**WORK REQUIRED:** Count how many lines contain the word "quarũ". Please give only the number.

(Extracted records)
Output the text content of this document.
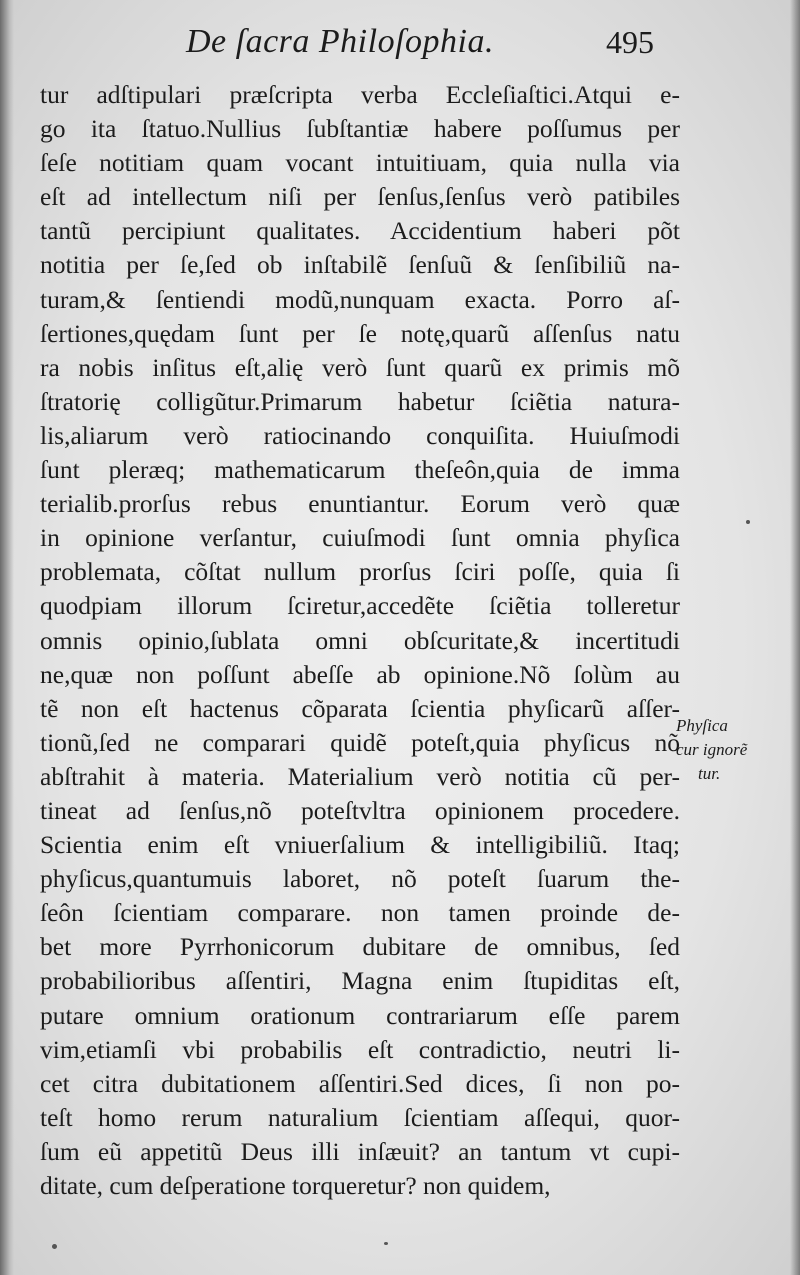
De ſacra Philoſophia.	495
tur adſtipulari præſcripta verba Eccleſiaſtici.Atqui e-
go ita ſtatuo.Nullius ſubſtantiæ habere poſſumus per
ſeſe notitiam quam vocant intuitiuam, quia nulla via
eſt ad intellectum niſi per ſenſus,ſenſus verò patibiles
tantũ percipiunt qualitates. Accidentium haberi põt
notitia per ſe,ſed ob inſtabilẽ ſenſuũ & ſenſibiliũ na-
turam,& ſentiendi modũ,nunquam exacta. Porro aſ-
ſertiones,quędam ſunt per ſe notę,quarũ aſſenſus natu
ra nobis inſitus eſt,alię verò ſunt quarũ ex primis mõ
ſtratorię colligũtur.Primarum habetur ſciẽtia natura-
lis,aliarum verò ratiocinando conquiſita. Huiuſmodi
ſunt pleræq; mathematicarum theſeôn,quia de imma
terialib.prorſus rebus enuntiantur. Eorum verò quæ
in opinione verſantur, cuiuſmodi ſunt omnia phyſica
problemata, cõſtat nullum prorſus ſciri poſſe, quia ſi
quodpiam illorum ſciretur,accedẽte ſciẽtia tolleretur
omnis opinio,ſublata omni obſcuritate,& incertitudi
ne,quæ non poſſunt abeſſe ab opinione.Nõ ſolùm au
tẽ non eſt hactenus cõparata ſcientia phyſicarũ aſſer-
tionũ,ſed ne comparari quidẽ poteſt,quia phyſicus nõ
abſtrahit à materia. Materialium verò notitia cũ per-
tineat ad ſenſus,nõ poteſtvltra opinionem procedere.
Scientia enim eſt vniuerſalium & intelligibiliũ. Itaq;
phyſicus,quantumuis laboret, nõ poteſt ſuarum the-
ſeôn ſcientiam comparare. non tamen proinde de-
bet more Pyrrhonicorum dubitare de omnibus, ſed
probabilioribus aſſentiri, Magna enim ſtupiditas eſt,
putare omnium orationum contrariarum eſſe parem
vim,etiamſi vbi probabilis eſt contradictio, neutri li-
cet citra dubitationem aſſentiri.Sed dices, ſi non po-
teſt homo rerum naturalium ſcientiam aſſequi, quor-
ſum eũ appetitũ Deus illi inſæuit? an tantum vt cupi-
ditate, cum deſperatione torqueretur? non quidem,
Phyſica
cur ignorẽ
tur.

**CORRECT OUTPUT:** 2